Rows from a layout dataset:
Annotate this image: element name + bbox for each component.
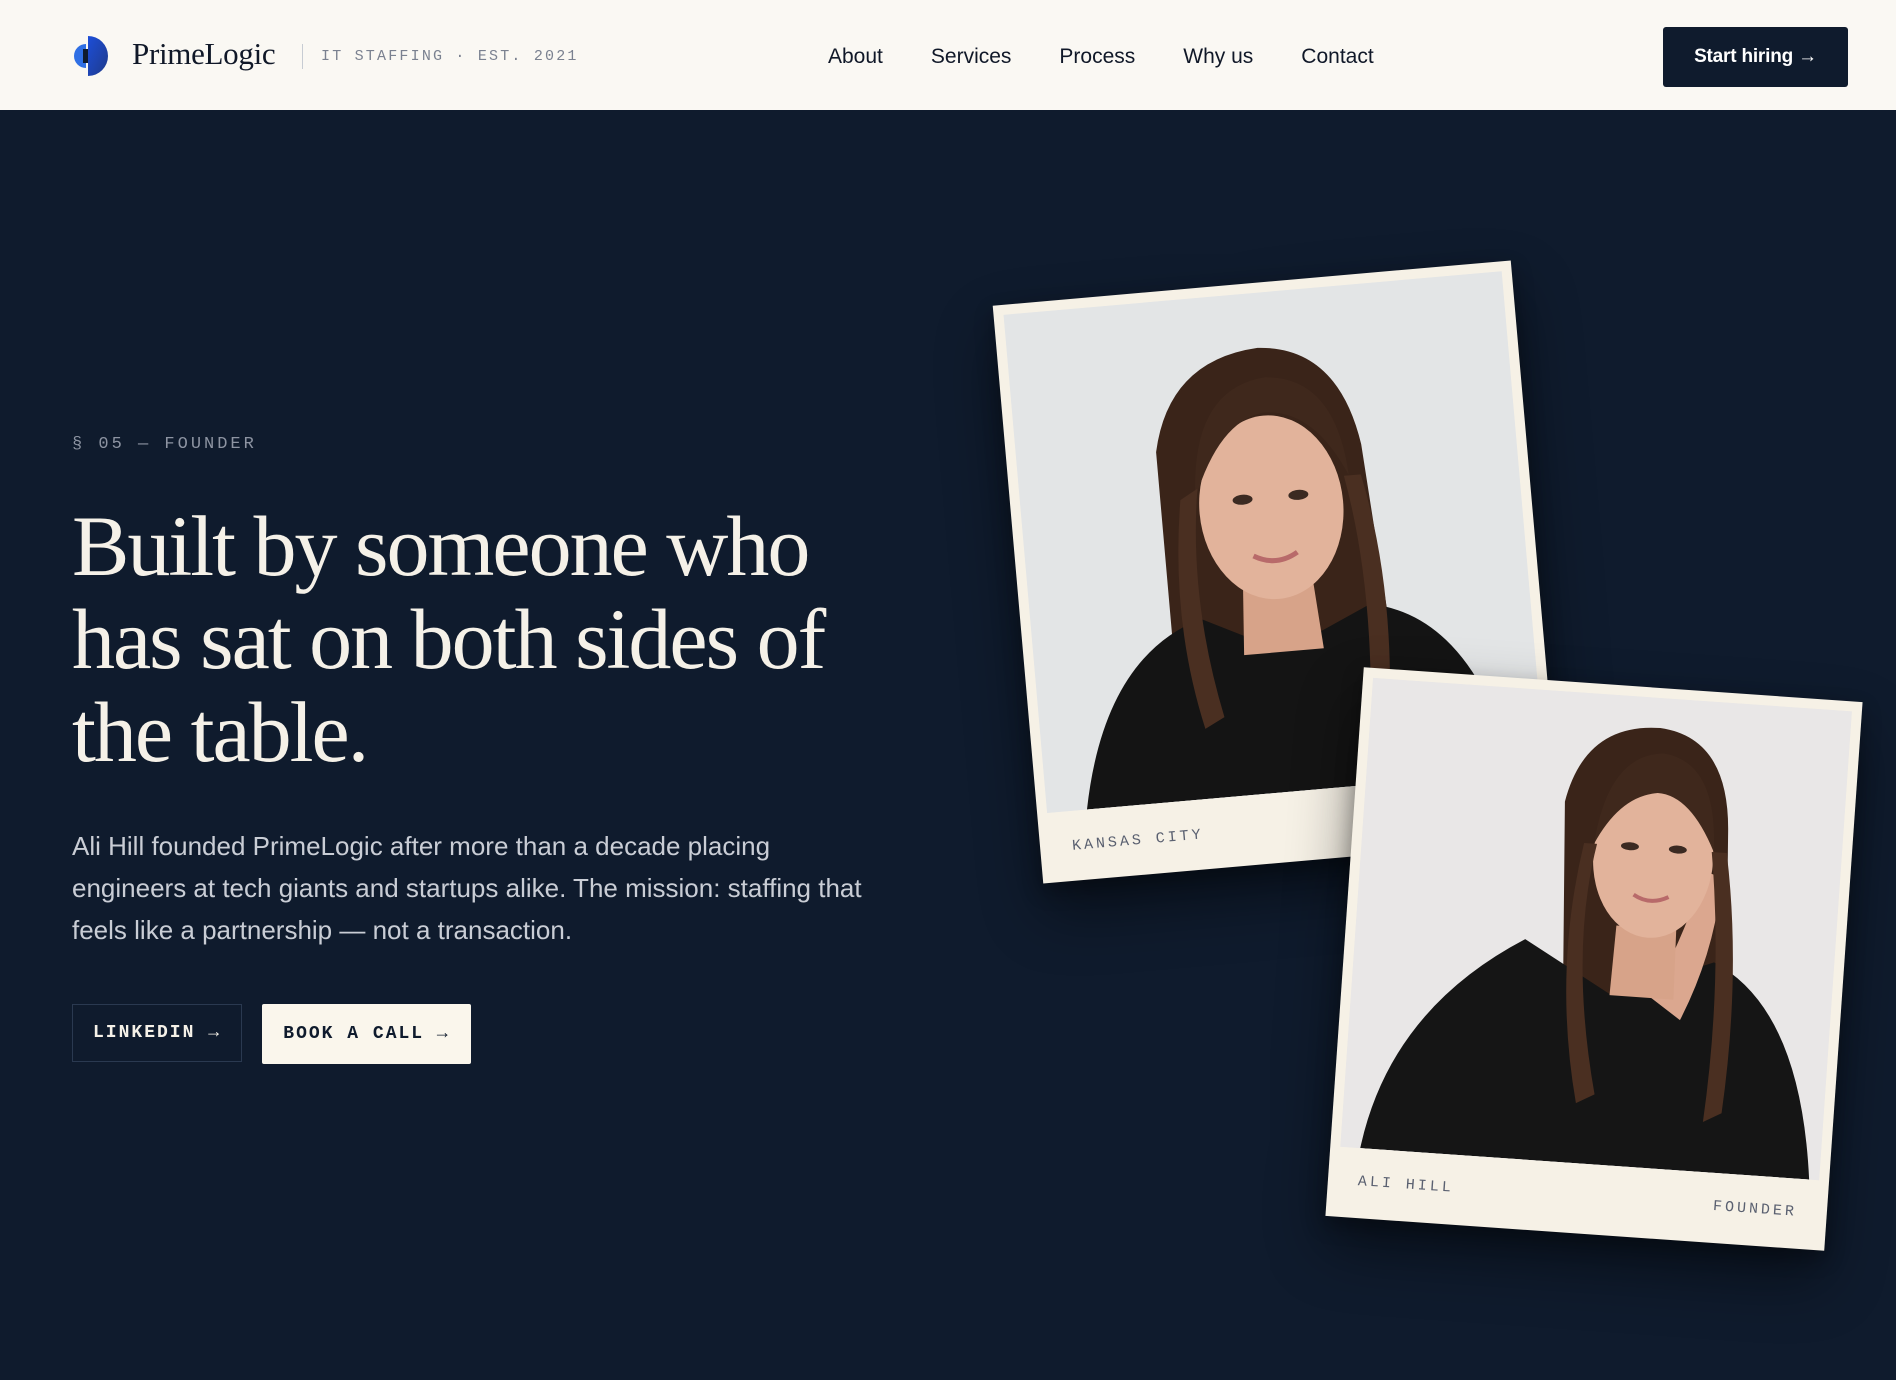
polaroid-ali-hill: ALI HILL FOUNDER — [1325, 667, 1863, 1251]
start-hiring-button[interactable]: Start hiring → — [1663, 27, 1848, 87]
founder-description: Ali Hill founded PrimeLogic after more t… — [72, 831, 862, 945]
photo-caption-name: ALI HILL — [1357, 1173, 1455, 1197]
nav-process[interactable]: Process — [1059, 44, 1135, 70]
linkedin-button[interactable]: LINKEDIN → — [72, 1004, 242, 1062]
photo-caption-role: FOUNDER — [1712, 1197, 1798, 1221]
founder-headline: Built by someone who has sat on both sid… — [72, 498, 826, 780]
nav-why-us[interactable]: Why us — [1183, 44, 1253, 70]
brand-name[interactable]: PrimeLogic — [132, 36, 276, 72]
brand-tagline: IT STAFFING · EST. 2021 — [321, 48, 579, 65]
section-eyebrow: § 05 — FOUNDER — [72, 435, 257, 454]
main-nav: About Services Process Why us Contact — [828, 44, 1422, 70]
nav-services[interactable]: Services — [931, 44, 1012, 70]
primelogic-logo-icon[interactable] — [72, 34, 112, 78]
founder-photo-pose — [1340, 677, 1852, 1181]
nav-contact[interactable]: Contact — [1301, 44, 1373, 70]
site-header: PrimeLogic IT STAFFING · EST. 2021 About… — [0, 0, 1896, 110]
photo-caption-location: KANSAS CITY — [1071, 826, 1205, 855]
book-a-call-button[interactable]: BOOK A CALL → — [262, 1004, 471, 1064]
nav-about[interactable]: About — [828, 44, 883, 70]
brand-divider — [302, 44, 303, 69]
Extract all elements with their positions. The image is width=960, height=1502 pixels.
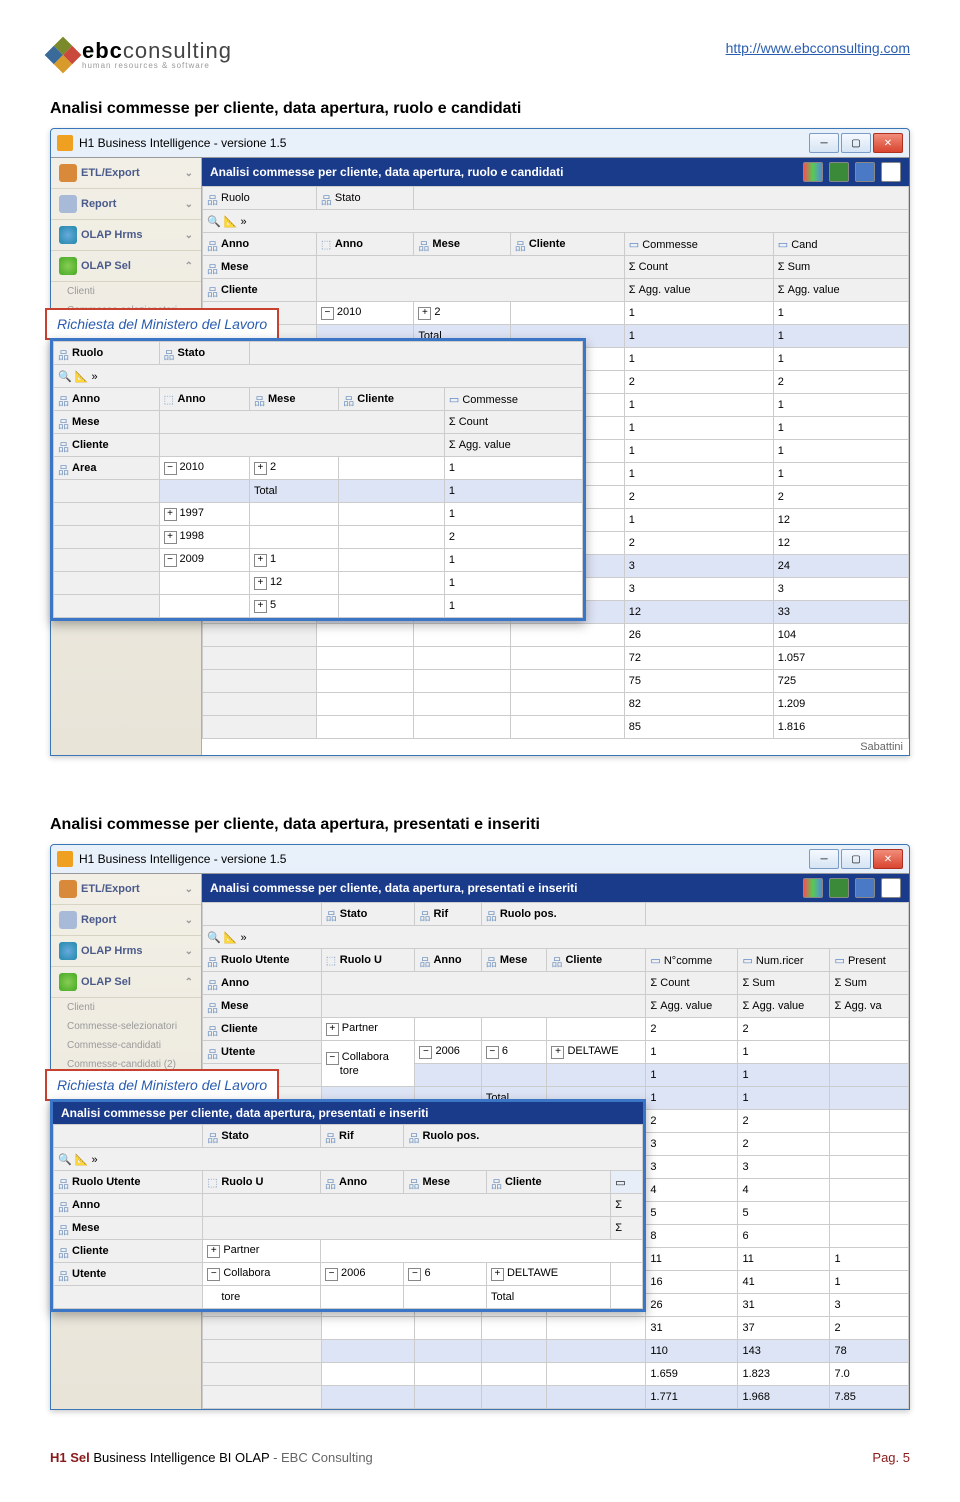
callout-2: Richiesta del Ministero del Lavoro [45, 1069, 279, 1101]
window-title: H1 Business Intelligence - versione 1.5 [79, 136, 286, 150]
chevron-icon: ⌄ [185, 199, 193, 210]
sidebar-olap-hrms[interactable]: OLAP Hrms⌄ [51, 936, 201, 967]
chevron-icon: ⌄ [185, 168, 193, 179]
page-number: Pag. 5 [872, 1450, 910, 1465]
sidebar-etl[interactable]: ETL/Export⌄ [51, 874, 201, 905]
page-footer: H1 Sel Business Intelligence BI OLAP - E… [50, 1450, 910, 1465]
app-icon [57, 851, 73, 867]
print-icon[interactable] [881, 878, 901, 898]
section2-title: Analisi commesse per cliente, data apert… [50, 816, 910, 834]
sidebar-sub-clienti[interactable]: Clienti [51, 282, 201, 301]
section1-title: Analisi commesse per cliente, data apert… [50, 100, 910, 118]
report-header-2: Analisi commesse per cliente, data apert… [202, 874, 909, 902]
zoom-panel-2: Analisi commesse per cliente, data apert… [50, 1099, 646, 1312]
logo: ebcconsulting human resources & software [50, 40, 232, 70]
print-icon[interactable] [881, 162, 901, 182]
excel-icon[interactable] [829, 878, 849, 898]
save-icon[interactable] [855, 878, 875, 898]
excel-icon[interactable] [829, 162, 849, 182]
callout-1: Richiesta del Ministero del Lavoro [45, 308, 279, 340]
chevron-icon: ⌃ [185, 261, 193, 272]
sidebar-report[interactable]: Report⌄ [51, 905, 201, 936]
sidebar-olap-sel[interactable]: OLAP Sel⌃ [51, 967, 201, 998]
report-header-1: Analisi commesse per cliente, data apert… [202, 158, 909, 186]
maximize-button[interactable]: ▢ [841, 849, 871, 869]
window-title: H1 Business Intelligence - versione 1.5 [79, 852, 286, 866]
sidebar-olap-sel[interactable]: OLAP Sel⌃ [51, 251, 201, 282]
footer-company: - EBC Consulting [269, 1450, 372, 1465]
zoom-panel-1: 品Ruolo品Stato 🔍 📐 » 品Anno⬚Anno品Mese品Clien… [50, 338, 586, 621]
page-header: ebcconsulting human resources & software… [50, 40, 910, 70]
sidebar-etl[interactable]: ETL/Export⌄ [51, 158, 201, 189]
chart-icon[interactable] [803, 878, 823, 898]
footer-product: H1 Sel [50, 1450, 90, 1465]
app-icon [57, 135, 73, 151]
close-button[interactable]: ✕ [873, 849, 903, 869]
sidebar-sub[interactable]: Commesse-candidati [51, 1036, 201, 1055]
sidebar-olap-hrms[interactable]: OLAP Hrms⌄ [51, 220, 201, 251]
zoom2-header: Analisi commesse per cliente, data apert… [53, 1102, 643, 1124]
logo-text-light: consulting [123, 38, 232, 63]
maximize-button[interactable]: ▢ [841, 133, 871, 153]
titlebar[interactable]: H1 Business Intelligence - versione 1.5 … [51, 129, 909, 157]
footer-desc: Business Intelligence BI OLAP [90, 1450, 270, 1465]
logo-subtitle: human resources & software [82, 62, 232, 70]
titlebar-2[interactable]: H1 Business Intelligence - versione 1.5 … [51, 845, 909, 873]
sidebar-sub[interactable]: Clienti [51, 998, 201, 1017]
sidebar-report[interactable]: Report⌄ [51, 189, 201, 220]
chart-icon[interactable] [803, 162, 823, 182]
close-button[interactable]: ✕ [873, 133, 903, 153]
minimize-button[interactable]: ─ [809, 133, 839, 153]
minimize-button[interactable]: ─ [809, 849, 839, 869]
header-url[interactable]: http://www.ebcconsulting.com [726, 40, 910, 56]
sidebar-sub[interactable]: Commesse-selezionatori [51, 1017, 201, 1036]
chevron-icon: ⌄ [185, 230, 193, 241]
status-sabattini: Sabattini [202, 739, 909, 755]
logo-icon [45, 37, 82, 74]
save-icon[interactable] [855, 162, 875, 182]
logo-text-bold: ebc [82, 38, 123, 63]
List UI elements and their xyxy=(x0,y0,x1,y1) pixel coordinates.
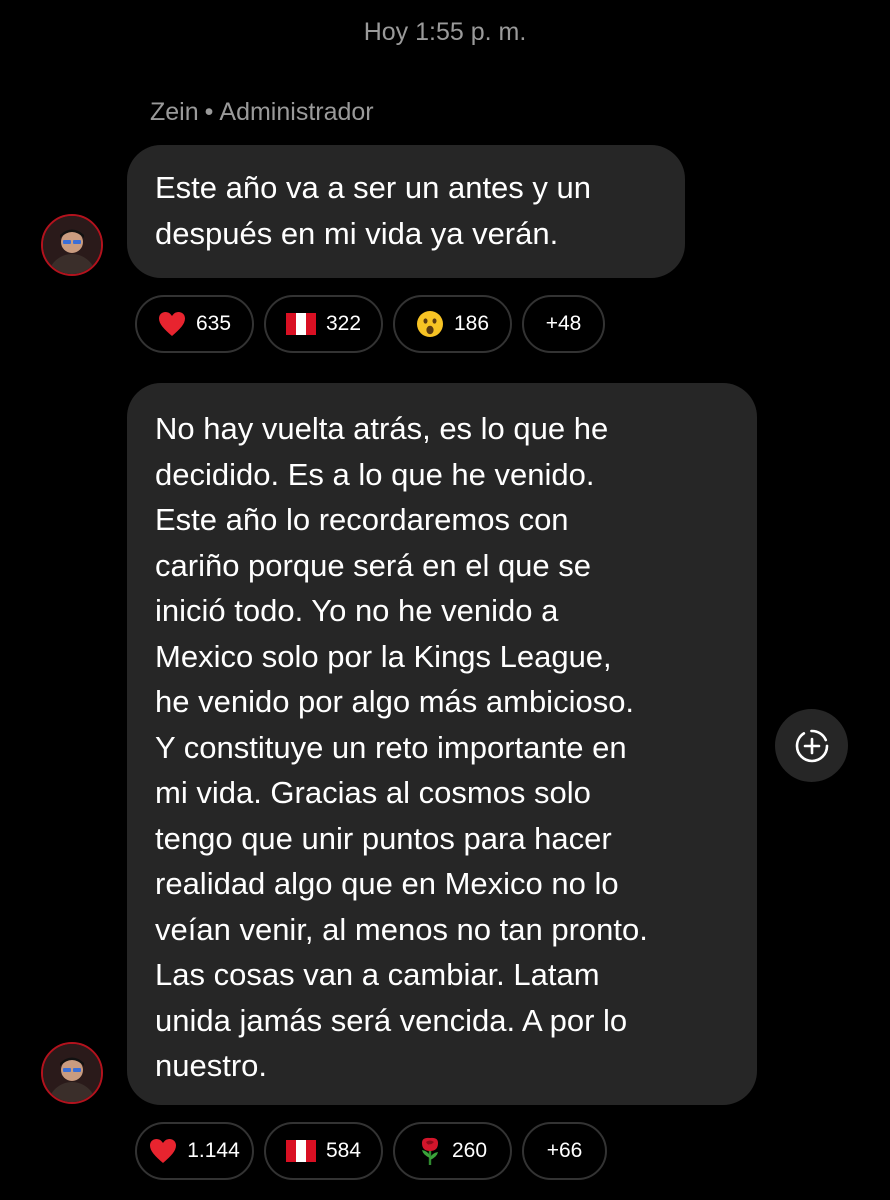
peru-flag-icon xyxy=(285,1140,316,1162)
reaction-count: 635 xyxy=(195,312,232,335)
reaction-count: 322 xyxy=(325,312,362,335)
message-line: cariño porque será en el que se xyxy=(155,547,592,583)
avatar[interactable] xyxy=(41,1042,103,1104)
message-line: Este año va a ser un antes y un xyxy=(155,170,591,205)
reaction-peru-flag[interactable]: 322 xyxy=(264,295,383,353)
avatar[interactable] xyxy=(41,214,103,276)
more-reactions-button[interactable]: +66 xyxy=(522,1122,607,1180)
add-reaction-icon xyxy=(795,729,828,762)
message-line: mi vida. Gracias al cosmos solo xyxy=(155,775,591,810)
reaction-count: 1.144 xyxy=(187,1139,240,1162)
message-line: Y constituye un reto importante en xyxy=(155,729,627,765)
message-line: decidido. Es a lo que he venido. xyxy=(155,456,595,492)
more-reactions-count: +48 xyxy=(545,312,582,335)
more-reactions-button[interactable]: +48 xyxy=(522,295,605,353)
reaction-count: 260 xyxy=(451,1139,488,1162)
message-line: inició todo. Yo no he venido a xyxy=(155,593,559,628)
message-line: Este año lo recordaremos con xyxy=(155,502,569,537)
message-line: No hay vuelta atrás, es lo que he xyxy=(155,411,609,446)
reactions-bar: 1.144 584 260 +66 xyxy=(135,1122,607,1180)
red-heart-icon xyxy=(158,311,186,337)
user-avatar-icon xyxy=(43,216,101,274)
peru-flag-icon xyxy=(285,313,316,335)
message-bubble[interactable]: Este año va a ser un antes y un después … xyxy=(127,145,685,278)
message-line: realidad algo que en Mexico no lo xyxy=(155,866,619,901)
sender-header: Zein • Administrador xyxy=(150,98,374,127)
reactions-bar: 635 322 186 +48 xyxy=(135,295,605,353)
message-line: después en mi vida ya verán. xyxy=(155,215,559,251)
sender-separator: • xyxy=(204,98,214,126)
reaction-peru-flag[interactable]: 584 xyxy=(264,1122,383,1180)
reaction-heart[interactable]: 635 xyxy=(135,295,254,353)
message-line: Las cosas van a cambiar. Latam xyxy=(155,957,600,992)
message-line: tengo que unir puntos para hacer xyxy=(155,820,612,856)
timestamp: Hoy 1:55 p. m. xyxy=(363,18,527,46)
reaction-surprised[interactable]: 186 xyxy=(393,295,512,353)
add-reaction-button[interactable] xyxy=(775,709,848,782)
reaction-heart[interactable]: 1.144 xyxy=(135,1122,254,1180)
rose-icon xyxy=(418,1136,442,1166)
more-reactions-count: +66 xyxy=(546,1139,583,1162)
red-heart-icon xyxy=(149,1138,177,1164)
message-bubble[interactable]: No hay vuelta atrás, es lo que he decidi… xyxy=(127,383,757,1105)
reaction-count: 186 xyxy=(453,312,490,335)
sender-name[interactable]: Zein xyxy=(150,98,199,126)
sender-role: Administrador xyxy=(219,98,374,126)
message-line: veían venir, al menos no tan pronto. xyxy=(155,911,648,947)
reaction-rose[interactable]: 260 xyxy=(393,1122,512,1180)
message-line: Mexico solo por la Kings League, xyxy=(155,638,612,674)
reaction-count: 584 xyxy=(325,1139,362,1162)
surprised-face-icon xyxy=(416,310,444,338)
user-avatar-icon xyxy=(43,1044,101,1102)
message-line: nuestro. xyxy=(155,1048,268,1083)
message-line: he venido por algo más ambicioso. xyxy=(155,684,635,719)
message-line: unida jamás será vencida. A por lo xyxy=(155,1002,628,1038)
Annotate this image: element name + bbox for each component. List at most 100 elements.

Exercise goal: Select each line above that contains the string "minimize", with the case matching exactly.

The response:
minimize-button[interactable]: ─ [809, 133, 839, 153]
minimize-button[interactable]: ─ [809, 849, 839, 869]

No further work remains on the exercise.